# [Requirements]
Filter the data for lines with the word "image", then copy every line so identified.

[Items from a data source]
## Begin

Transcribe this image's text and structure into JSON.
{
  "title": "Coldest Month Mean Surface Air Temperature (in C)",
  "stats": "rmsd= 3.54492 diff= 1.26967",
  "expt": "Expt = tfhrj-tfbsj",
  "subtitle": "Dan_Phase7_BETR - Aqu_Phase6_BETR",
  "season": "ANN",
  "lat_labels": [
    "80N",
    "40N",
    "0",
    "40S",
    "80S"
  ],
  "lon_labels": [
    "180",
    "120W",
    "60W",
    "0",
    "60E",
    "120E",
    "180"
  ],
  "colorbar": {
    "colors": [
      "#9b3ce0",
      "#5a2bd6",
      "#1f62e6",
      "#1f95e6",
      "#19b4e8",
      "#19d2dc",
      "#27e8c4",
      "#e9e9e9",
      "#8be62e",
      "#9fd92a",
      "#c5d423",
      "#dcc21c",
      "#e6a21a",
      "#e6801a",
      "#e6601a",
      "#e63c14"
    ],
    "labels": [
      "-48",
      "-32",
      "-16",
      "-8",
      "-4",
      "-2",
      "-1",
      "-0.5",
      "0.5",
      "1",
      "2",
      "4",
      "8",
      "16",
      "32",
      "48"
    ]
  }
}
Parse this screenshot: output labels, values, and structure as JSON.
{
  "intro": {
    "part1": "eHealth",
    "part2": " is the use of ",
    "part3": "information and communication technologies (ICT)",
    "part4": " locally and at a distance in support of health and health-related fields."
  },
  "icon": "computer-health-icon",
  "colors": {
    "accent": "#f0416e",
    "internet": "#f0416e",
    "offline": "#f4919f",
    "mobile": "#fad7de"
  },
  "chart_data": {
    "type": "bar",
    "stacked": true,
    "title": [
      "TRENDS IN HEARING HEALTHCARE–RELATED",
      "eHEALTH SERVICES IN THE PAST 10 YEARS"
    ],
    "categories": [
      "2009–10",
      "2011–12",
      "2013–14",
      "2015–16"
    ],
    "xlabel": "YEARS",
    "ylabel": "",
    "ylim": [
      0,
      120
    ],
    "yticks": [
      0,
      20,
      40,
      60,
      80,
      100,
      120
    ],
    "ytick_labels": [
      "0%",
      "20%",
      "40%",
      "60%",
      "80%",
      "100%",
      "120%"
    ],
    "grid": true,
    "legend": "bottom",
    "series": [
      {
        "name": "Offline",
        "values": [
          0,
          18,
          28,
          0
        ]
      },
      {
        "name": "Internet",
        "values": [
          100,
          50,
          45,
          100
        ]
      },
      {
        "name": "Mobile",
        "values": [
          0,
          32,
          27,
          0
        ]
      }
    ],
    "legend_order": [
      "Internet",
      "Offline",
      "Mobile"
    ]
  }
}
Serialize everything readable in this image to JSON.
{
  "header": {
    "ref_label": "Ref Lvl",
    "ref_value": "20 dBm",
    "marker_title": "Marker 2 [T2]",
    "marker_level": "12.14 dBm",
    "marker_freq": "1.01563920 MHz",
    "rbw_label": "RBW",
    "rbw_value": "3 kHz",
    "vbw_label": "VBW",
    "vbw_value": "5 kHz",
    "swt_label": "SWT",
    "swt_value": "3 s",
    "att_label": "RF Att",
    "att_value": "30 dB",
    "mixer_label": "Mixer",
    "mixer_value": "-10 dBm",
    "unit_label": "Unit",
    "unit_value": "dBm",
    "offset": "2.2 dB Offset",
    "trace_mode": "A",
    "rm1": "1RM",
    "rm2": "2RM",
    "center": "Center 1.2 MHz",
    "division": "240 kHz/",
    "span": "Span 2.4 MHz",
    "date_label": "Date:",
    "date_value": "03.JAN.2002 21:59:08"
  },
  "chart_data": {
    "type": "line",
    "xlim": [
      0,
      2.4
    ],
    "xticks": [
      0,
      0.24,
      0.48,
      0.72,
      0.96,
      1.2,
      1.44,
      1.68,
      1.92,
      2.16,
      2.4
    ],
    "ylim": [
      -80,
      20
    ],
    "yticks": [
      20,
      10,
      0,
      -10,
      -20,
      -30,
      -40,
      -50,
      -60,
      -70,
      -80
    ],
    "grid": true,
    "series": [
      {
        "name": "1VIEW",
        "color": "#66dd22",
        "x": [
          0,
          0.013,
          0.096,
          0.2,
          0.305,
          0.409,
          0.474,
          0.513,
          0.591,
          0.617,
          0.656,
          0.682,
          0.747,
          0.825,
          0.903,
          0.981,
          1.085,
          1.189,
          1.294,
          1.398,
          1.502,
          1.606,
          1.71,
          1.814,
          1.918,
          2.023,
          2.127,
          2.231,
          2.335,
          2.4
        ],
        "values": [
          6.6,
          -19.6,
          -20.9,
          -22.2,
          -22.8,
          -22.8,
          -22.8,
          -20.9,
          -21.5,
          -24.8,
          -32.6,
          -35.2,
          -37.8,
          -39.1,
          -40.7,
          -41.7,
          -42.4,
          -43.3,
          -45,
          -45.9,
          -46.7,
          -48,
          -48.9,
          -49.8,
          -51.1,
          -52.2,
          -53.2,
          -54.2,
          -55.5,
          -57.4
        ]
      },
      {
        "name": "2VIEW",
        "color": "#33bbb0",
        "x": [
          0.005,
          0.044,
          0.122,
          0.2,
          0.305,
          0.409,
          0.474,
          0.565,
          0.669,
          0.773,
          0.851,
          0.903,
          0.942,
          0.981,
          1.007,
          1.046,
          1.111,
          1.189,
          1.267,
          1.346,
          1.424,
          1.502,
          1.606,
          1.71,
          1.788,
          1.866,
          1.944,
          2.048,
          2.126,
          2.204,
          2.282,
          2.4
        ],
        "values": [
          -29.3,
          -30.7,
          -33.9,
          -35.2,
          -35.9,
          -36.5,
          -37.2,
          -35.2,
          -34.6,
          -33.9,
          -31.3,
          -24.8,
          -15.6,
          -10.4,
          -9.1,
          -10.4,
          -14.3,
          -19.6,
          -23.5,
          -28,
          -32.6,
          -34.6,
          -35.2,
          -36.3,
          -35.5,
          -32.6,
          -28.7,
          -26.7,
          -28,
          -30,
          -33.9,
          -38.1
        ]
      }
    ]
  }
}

## End

# [Reply]
Transcribe this image's text and structure into JSON.
Serialize everything readable in this image to JSON.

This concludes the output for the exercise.